**Written problem:**
Leave every picture out and write out the records below exactly.

**Task input:**

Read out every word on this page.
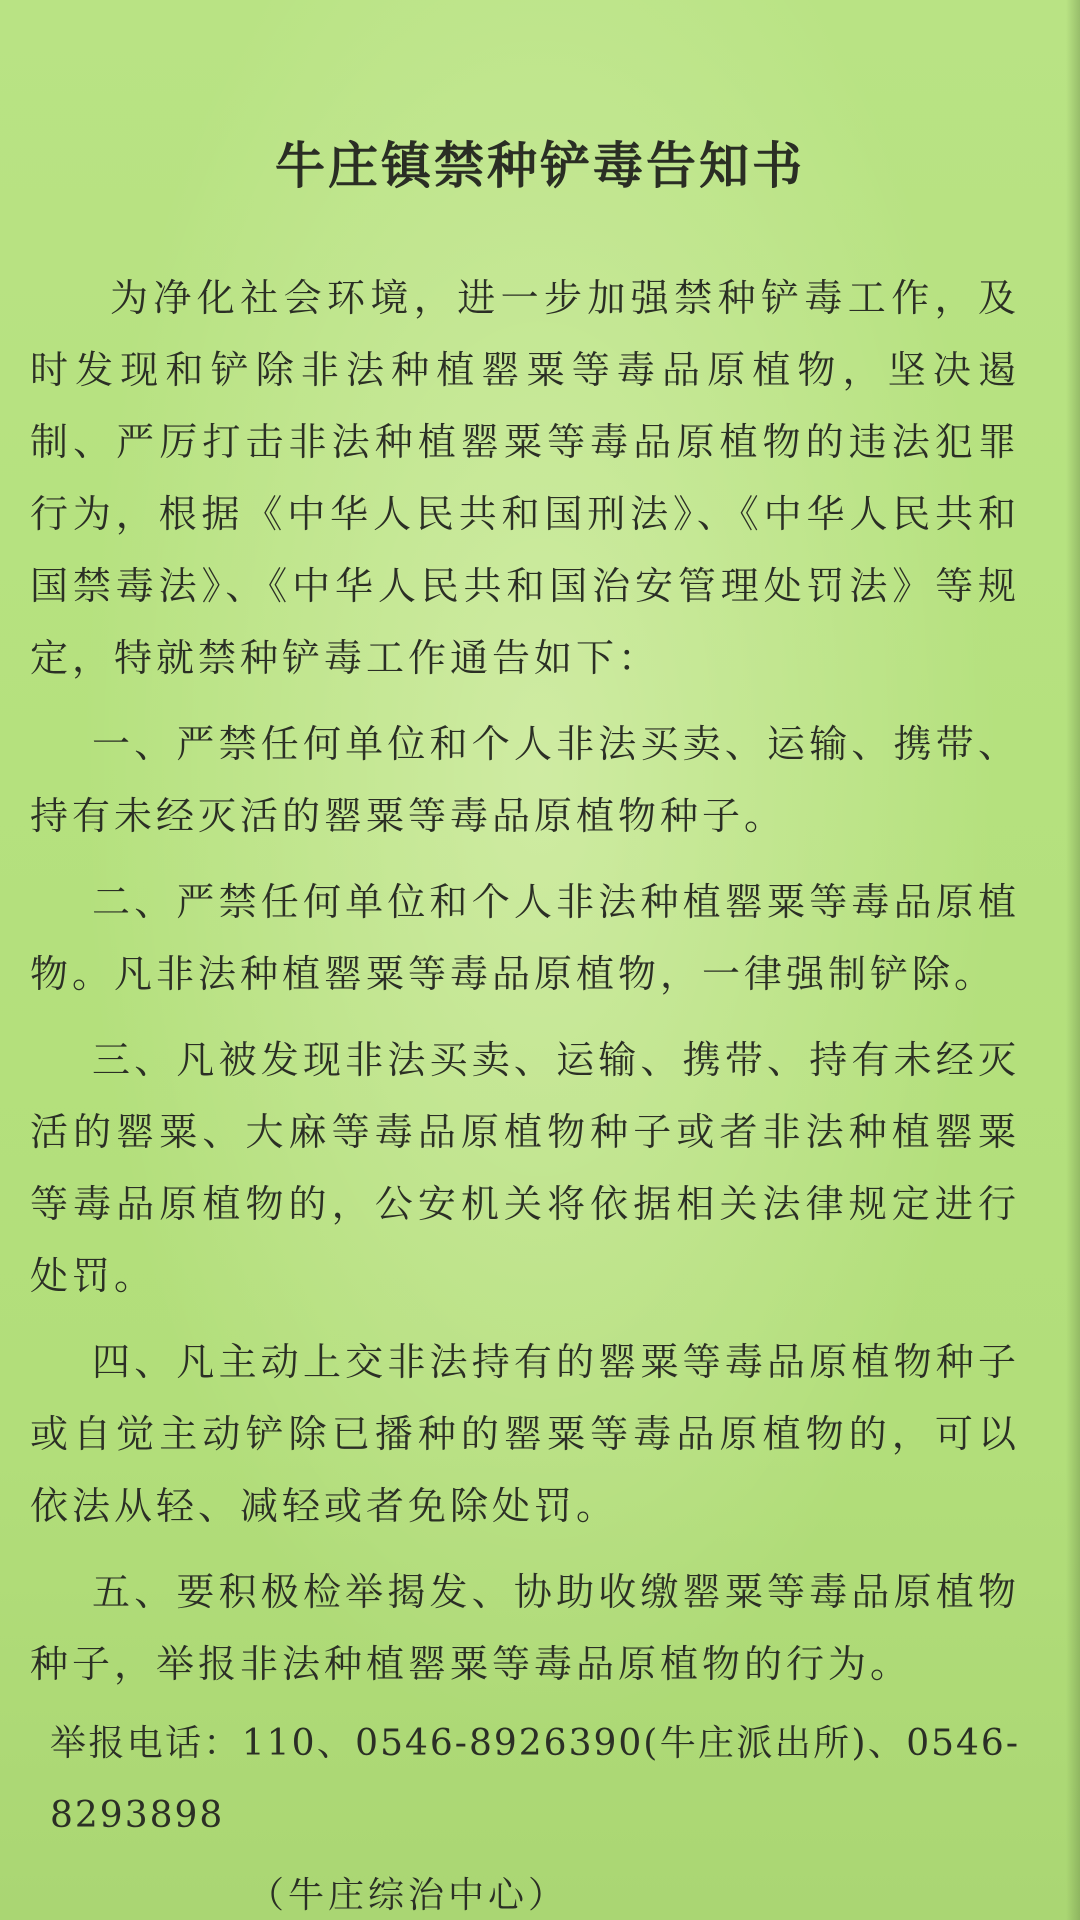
牛庄镇禁种铲毒告知书

为净化社会环境，进一步加强禁种铲毒工作，及时发现和铲除非法种植罂粟等毒品原植物，坚决遏制、严厉打击非法种植罂粟等毒品原植物的违法犯罪行为，根据《中华人民共和国刑法》、《中华人民共和国禁毒法》、《中华人民共和国治安管理处罚法》等规定，特就禁种铲毒工作通告如下：

一、严禁任何单位和个人非法买卖、运输、携带、持有未经灭活的罂粟等毒品原植物种子。

二、严禁任何单位和个人非法种植罂粟等毒品原植物。凡非法种植罂粟等毒品原植物，一律强制铲除。

三、凡被发现非法买卖、运输、携带、持有未经灭活的罂粟、大麻等毒品原植物种子或者非法种植罂粟等毒品原植物的，公安机关将依据相关法律规定进行处罚。

四、凡主动上交非法持有的罂粟等毒品原植物种子或自觉主动铲除已播种的罂粟等毒品原植物的，可以依法从轻、减轻或者免除处罚。

五、要积极检举揭发、协助收缴罂粟等毒品原植物种子，举报非法种植罂粟等毒品原植物的行为。

举报电话：110、0546-8926390(牛庄派出所)、0546-8293898

（牛庄综治中心）
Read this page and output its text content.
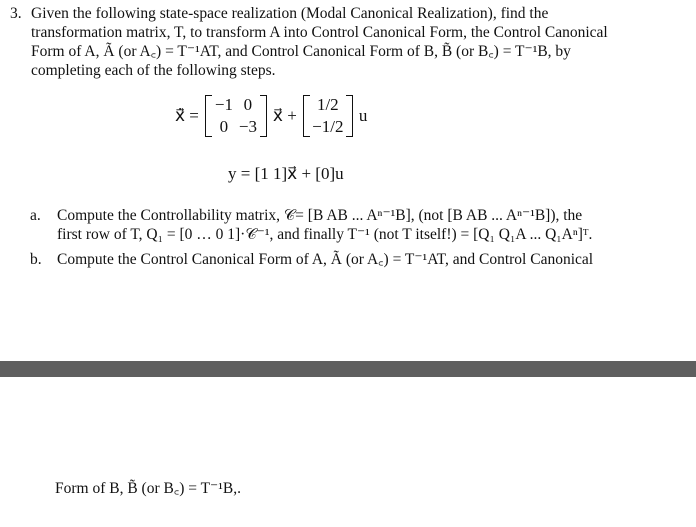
3. Given the following state-space realization (Modal Canonical Realization), find the
transformation matrix, T, to transform A into Control Canonical Form, the Control Canonical
Form of A, Ã (or A꜀) = T⁻¹AT, and Control Canonical Form of B, B̃ (or B꜀) = T⁻¹B, by
completing each of the following steps.
x⃗̇ =
−1 0
0 −3
x⃗ +
1/2
−1/2
u
y = [1 1]x⃗ + [0]u
a. Compute the Controllability matrix, 𝒞= [B AB ... Aⁿ⁻¹B], (not [B AB ... Aⁿ⁻¹B]), the
first row of T, Q₁ = [0 … 0 1]·𝒞⁻¹, and finally T⁻¹ (not T itself!) = [Q₁ Q₁A ... Q₁Aⁿ]ᵀ.
b. Compute the Control Canonical Form of A, Ã (or A꜀) = T⁻¹AT, and Control Canonical
Form of B, B̃ (or B꜀) = T⁻¹B,.
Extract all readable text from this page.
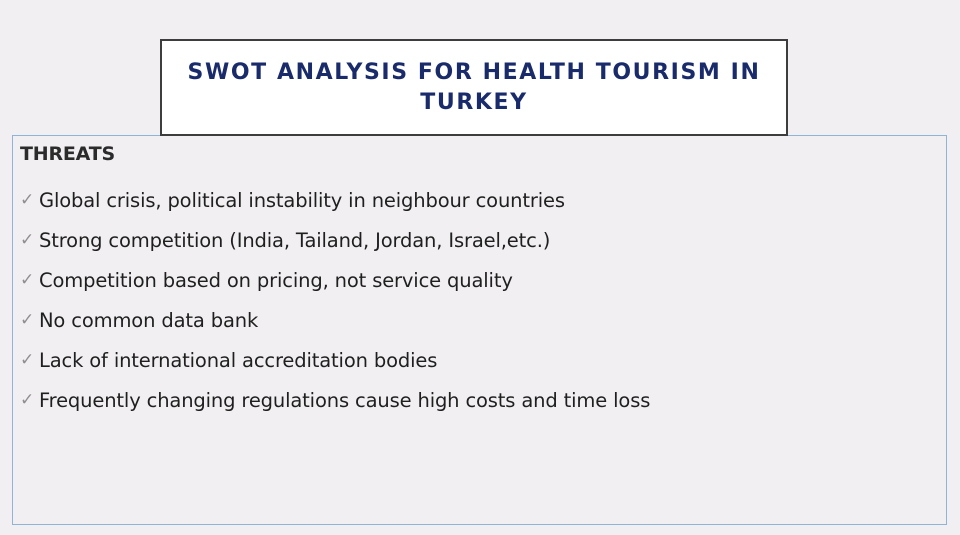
SWOT ANALYSIS FOR HEALTH TOURISM IN TURKEY
THREATS
✓ Global crisis, political instability in neighbour countries
✓ Strong competition (India, Tailand, Jordan, Israel,etc.)
✓ Competition based on pricing, not service quality
✓ No common data bank
✓ Lack of international accreditation bodies
✓ Frequently changing regulations cause high costs and time loss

**Answer to this exercise:**
Read out every word on this page.
牛庄镇禁种铲毒告知书

为净化社会环境，进一步加强禁种铲毒工作，及时发现和铲除非法种植罂粟等毒品原植物，坚决遏制、严厉打击非法种植罂粟等毒品原植物的违法犯罪行为，根据《中华人民共和国刑法》、《中华人民共和国禁毒法》、《中华人民共和国治安管理处罚法》等规定，特就禁种铲毒工作通告如下：

一、严禁任何单位和个人非法买卖、运输、携带、持有未经灭活的罂粟等毒品原植物种子。

二、严禁任何单位和个人非法种植罂粟等毒品原植物。凡非法种植罂粟等毒品原植物，一律强制铲除。

三、凡被发现非法买卖、运输、携带、持有未经灭活的罂粟、大麻等毒品原植物种子或者非法种植罂粟等毒品原植物的，公安机关将依据相关法律规定进行处罚。

四、凡主动上交非法持有的罂粟等毒品原植物种子或自觉主动铲除已播种的罂粟等毒品原植物的，可以依法从轻、减轻或者免除处罚。

五、要积极检举揭发、协助收缴罂粟等毒品原植物种子，举报非法种植罂粟等毒品原植物的行为。

举报电话：110、0546-8926390(牛庄派出所)、0546-8293898

（牛庄综治中心）
Read this page and output its text content.
3. Given the following state-space realization (Modal Canonical Realization), find the
transformation matrix, T, to transform A into Control Canonical Form, the Control Canonical
Form of A, Ã (or A꜀) = T⁻¹AT, and Control Canonical Form of B, B̃ (or B꜀) = T⁻¹B, by
completing each of the following steps.
x⃗̇ =
−1 0
0 −3
x⃗ +
1/2
−1/2
u
y = [1 1]x⃗ + [0]u
a. Compute the Controllability matrix, 𝒞= [B AB ... Aⁿ⁻¹B], (not [B AB ... Aⁿ⁻¹B]), the
first row of T, Q₁ = [0 … 0 1]·𝒞⁻¹, and finally T⁻¹ (not T itself!) = [Q₁ Q₁A ... Q₁Aⁿ]ᵀ.
b. Compute the Control Canonical Form of A, Ã (or A꜀) = T⁻¹AT, and Control Canonical
Form of B, B̃ (or B꜀) = T⁻¹B,.
Extract all readable text from this page.
SWOT ANALYSIS FOR HEALTH TOURISM IN TURKEY
THREATS
✓ Global crisis, political instability in neighbour countries
✓ Strong competition (India, Tailand, Jordan, Israel,etc.)
✓ Competition based on pricing, not service quality
✓ No common data bank
✓ Lack of international accreditation bodies
✓ Frequently changing regulations cause high costs and time loss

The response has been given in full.